### Work instructions
Restate the full set of records exactly, word for word.

(Items from a figure collection)
================

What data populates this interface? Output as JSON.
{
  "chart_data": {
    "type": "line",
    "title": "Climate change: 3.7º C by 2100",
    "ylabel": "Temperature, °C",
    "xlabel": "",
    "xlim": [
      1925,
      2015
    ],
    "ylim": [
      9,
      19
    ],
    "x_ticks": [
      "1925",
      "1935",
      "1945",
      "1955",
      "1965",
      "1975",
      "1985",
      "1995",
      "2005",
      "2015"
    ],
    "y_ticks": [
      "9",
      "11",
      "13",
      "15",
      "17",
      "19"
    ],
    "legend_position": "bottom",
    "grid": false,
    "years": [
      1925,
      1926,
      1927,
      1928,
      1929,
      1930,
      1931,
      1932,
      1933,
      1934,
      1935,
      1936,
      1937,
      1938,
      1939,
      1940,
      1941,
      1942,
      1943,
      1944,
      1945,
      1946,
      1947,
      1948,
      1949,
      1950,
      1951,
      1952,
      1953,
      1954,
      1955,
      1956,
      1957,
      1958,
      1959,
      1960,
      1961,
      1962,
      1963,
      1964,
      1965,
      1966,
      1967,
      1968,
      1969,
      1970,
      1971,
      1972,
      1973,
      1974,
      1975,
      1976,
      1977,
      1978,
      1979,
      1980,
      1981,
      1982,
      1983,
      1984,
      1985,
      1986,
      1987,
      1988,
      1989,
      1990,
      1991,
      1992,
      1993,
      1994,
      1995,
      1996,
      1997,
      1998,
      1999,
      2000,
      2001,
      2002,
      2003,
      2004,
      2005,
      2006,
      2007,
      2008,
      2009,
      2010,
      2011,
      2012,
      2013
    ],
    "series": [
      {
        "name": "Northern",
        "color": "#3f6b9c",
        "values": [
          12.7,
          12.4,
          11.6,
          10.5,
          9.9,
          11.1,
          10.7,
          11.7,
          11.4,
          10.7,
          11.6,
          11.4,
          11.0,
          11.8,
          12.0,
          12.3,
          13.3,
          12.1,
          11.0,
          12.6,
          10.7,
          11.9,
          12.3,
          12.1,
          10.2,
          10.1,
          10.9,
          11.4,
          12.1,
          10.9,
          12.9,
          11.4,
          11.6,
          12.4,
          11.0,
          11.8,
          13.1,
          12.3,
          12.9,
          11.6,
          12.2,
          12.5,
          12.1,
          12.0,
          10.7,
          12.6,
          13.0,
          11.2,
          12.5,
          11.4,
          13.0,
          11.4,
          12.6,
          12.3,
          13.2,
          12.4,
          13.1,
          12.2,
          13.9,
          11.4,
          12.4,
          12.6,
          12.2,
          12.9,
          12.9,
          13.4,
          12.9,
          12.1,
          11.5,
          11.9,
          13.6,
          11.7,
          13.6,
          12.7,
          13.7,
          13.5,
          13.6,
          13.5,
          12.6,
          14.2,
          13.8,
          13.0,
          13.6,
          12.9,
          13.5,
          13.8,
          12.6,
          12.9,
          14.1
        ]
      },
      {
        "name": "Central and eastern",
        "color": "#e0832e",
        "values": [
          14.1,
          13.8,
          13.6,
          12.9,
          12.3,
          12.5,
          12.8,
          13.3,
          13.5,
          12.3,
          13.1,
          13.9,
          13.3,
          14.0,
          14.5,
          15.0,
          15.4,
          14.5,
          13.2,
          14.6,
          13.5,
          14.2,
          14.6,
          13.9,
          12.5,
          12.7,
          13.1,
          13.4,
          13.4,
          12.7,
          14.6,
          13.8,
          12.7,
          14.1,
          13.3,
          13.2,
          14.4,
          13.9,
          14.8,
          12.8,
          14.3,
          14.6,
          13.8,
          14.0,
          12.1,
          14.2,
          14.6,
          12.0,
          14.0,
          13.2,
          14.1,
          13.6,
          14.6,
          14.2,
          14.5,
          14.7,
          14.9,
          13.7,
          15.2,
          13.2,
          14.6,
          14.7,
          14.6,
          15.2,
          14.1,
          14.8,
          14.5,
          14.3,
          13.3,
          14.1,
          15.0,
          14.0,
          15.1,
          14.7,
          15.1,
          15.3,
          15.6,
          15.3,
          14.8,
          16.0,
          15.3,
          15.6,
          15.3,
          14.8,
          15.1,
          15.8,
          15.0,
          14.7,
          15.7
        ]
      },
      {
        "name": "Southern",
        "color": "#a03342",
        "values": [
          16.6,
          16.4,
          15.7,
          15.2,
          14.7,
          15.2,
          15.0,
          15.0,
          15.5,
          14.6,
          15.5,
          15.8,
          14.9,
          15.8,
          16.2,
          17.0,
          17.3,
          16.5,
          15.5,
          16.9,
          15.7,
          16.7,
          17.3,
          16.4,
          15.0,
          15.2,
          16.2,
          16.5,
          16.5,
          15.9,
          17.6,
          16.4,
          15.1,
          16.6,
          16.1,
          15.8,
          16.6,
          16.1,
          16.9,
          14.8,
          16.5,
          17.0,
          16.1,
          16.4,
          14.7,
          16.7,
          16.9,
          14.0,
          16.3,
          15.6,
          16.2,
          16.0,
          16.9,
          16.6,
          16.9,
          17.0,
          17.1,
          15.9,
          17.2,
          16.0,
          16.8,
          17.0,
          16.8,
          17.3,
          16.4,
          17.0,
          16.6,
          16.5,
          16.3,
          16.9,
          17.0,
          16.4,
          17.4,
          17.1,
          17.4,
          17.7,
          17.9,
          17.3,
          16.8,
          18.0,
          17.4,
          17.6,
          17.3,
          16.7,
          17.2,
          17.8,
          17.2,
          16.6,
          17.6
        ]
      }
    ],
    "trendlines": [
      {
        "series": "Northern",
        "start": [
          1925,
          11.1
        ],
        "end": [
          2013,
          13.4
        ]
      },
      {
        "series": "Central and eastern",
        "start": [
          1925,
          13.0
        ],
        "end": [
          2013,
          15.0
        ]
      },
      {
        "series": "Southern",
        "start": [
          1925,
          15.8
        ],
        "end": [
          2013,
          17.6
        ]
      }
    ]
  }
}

================

### Written response
What data populates this interface? Output as JSON.
{
  "chart_data": {
    "type": "line",
    "title": "Climate change: 3.7º C by 2100",
    "ylabel": "Temperature, °C",
    "xlabel": "",
    "xlim": [
      1925,
      2015
    ],
    "ylim": [
      9,
      19
    ],
    "x_ticks": [
      "1925",
      "1935",
      "1945",
      "1955",
      "1965",
      "1975",
      "1985",
      "1995",
      "2005",
      "2015"
    ],
    "y_ticks": [
      "9",
      "11",
      "13",
      "15",
      "17",
      "19"
    ],
    "legend_position": "bottom",
    "grid": false,
    "years": [
      1925,
      1926,
      1927,
      1928,
      1929,
      1930,
      1931,
      1932,
      1933,
      1934,
      1935,
      1936,
      1937,
      1938,
      1939,
      1940,
      1941,
      1942,
      1943,
      1944,
      1945,
      1946,
      1947,
      1948,
      1949,
      1950,
      1951,
      1952,
      1953,
      1954,
      1955,
      1956,
      1957,
      1958,
      1959,
      1960,
      1961,
      1962,
      1963,
      1964,
      1965,
      1966,
      1967,
      1968,
      1969,
      1970,
      1971,
      1972,
      1973,
      1974,
      1975,
      1976,
      1977,
      1978,
      1979,
      1980,
      1981,
      1982,
      1983,
      1984,
      1985,
      1986,
      1987,
      1988,
      1989,
      1990,
      1991,
      1992,
      1993,
      1994,
      1995,
      1996,
      1997,
      1998,
      1999,
      2000,
      2001,
      2002,
      2003,
      2004,
      2005,
      2006,
      2007,
      2008,
      2009,
      2010,
      2011,
      2012,
      2013
    ],
    "series": [
      {
        "name": "Northern",
        "color": "#3f6b9c",
        "values": [
          12.7,
          12.4,
          11.6,
          10.5,
          9.9,
          11.1,
          10.7,
          11.7,
          11.4,
          10.7,
          11.6,
          11.4,
          11.0,
          11.8,
          12.0,
          12.3,
          13.3,
          12.1,
          11.0,
          12.6,
          10.7,
          11.9,
          12.3,
          12.1,
          10.2,
          10.1,
          10.9,
          11.4,
          12.1,
          10.9,
          12.9,
          11.4,
          11.6,
          12.4,
          11.0,
          11.8,
          13.1,
          12.3,
          12.9,
          11.6,
          12.2,
          12.5,
          12.1,
          12.0,
          10.7,
          12.6,
          13.0,
          11.2,
          12.5,
          11.4,
          13.0,
          11.4,
          12.6,
          12.3,
          13.2,
          12.4,
          13.1,
          12.2,
          13.9,
          11.4,
          12.4,
          12.6,
          12.2,
          12.9,
          12.9,
          13.4,
          12.9,
          12.1,
          11.5,
          11.9,
          13.6,
          11.7,
          13.6,
          12.7,
          13.7,
          13.5,
          13.6,
          13.5,
          12.6,
          14.2,
          13.8,
          13.0,
          13.6,
          12.9,
          13.5,
          13.8,
          12.6,
          12.9,
          14.1
        ]
      },
      {
        "name": "Central and eastern",
        "color": "#e0832e",
        "values": [
          14.1,
          13.8,
          13.6,
          12.9,
          12.3,
          12.5,
          12.8,
          13.3,
          13.5,
          12.3,
          13.1,
          13.9,
          13.3,
          14.0,
          14.5,
          15.0,
          15.4,
          14.5,
          13.2,
          14.6,
          13.5,
          14.2,
          14.6,
          13.9,
          12.5,
          12.7,
          13.1,
          13.4,
          13.4,
          12.7,
          14.6,
          13.8,
          12.7,
          14.1,
          13.3,
          13.2,
          14.4,
          13.9,
          14.8,
          12.8,
          14.3,
          14.6,
          13.8,
          14.0,
          12.1,
          14.2,
          14.6,
          12.0,
          14.0,
          13.2,
          14.1,
          13.6,
          14.6,
          14.2,
          14.5,
          14.7,
          14.9,
          13.7,
          15.2,
          13.2,
          14.6,
          14.7,
          14.6,
          15.2,
          14.1,
          14.8,
          14.5,
          14.3,
          13.3,
          14.1,
          15.0,
          14.0,
          15.1,
          14.7,
          15.1,
          15.3,
          15.6,
          15.3,
          14.8,
          16.0,
          15.3,
          15.6,
          15.3,
          14.8,
          15.1,
          15.8,
          15.0,
          14.7,
          15.7
        ]
      },
      {
        "name": "Southern",
        "color": "#a03342",
        "values": [
          16.6,
          16.4,
          15.7,
          15.2,
          14.7,
          15.2,
          15.0,
          15.0,
          15.5,
          14.6,
          15.5,
          15.8,
          14.9,
          15.8,
          16.2,
          17.0,
          17.3,
          16.5,
          15.5,
          16.9,
          15.7,
          16.7,
          17.3,
          16.4,
          15.0,
          15.2,
          16.2,
          16.5,
          16.5,
          15.9,
          17.6,
          16.4,
          15.1,
          16.6,
          16.1,
          15.8,
          16.6,
          16.1,
          16.9,
          14.8,
          16.5,
          17.0,
          16.1,
          16.4,
          14.7,
          16.7,
          16.9,
          14.0,
          16.3,
          15.6,
          16.2,
          16.0,
          16.9,
          16.6,
          16.9,
          17.0,
          17.1,
          15.9,
          17.2,
          16.0,
          16.8,
          17.0,
          16.8,
          17.3,
          16.4,
          17.0,
          16.6,
          16.5,
          16.3,
          16.9,
          17.0,
          16.4,
          17.4,
          17.1,
          17.4,
          17.7,
          17.9,
          17.3,
          16.8,
          18.0,
          17.4,
          17.6,
          17.3,
          16.7,
          17.2,
          17.8,
          17.2,
          16.6,
          17.6
        ]
      }
    ],
    "trendlines": [
      {
        "series": "Northern",
        "start": [
          1925,
          11.1
        ],
        "end": [
          2013,
          13.4
        ]
      },
      {
        "series": "Central and eastern",
        "start": [
          1925,
          13.0
        ],
        "end": [
          2013,
          15.0
        ]
      },
      {
        "series": "Southern",
        "start": [
          1925,
          15.8
        ],
        "end": [
          2013,
          17.6
        ]
      }
    ]
  }
}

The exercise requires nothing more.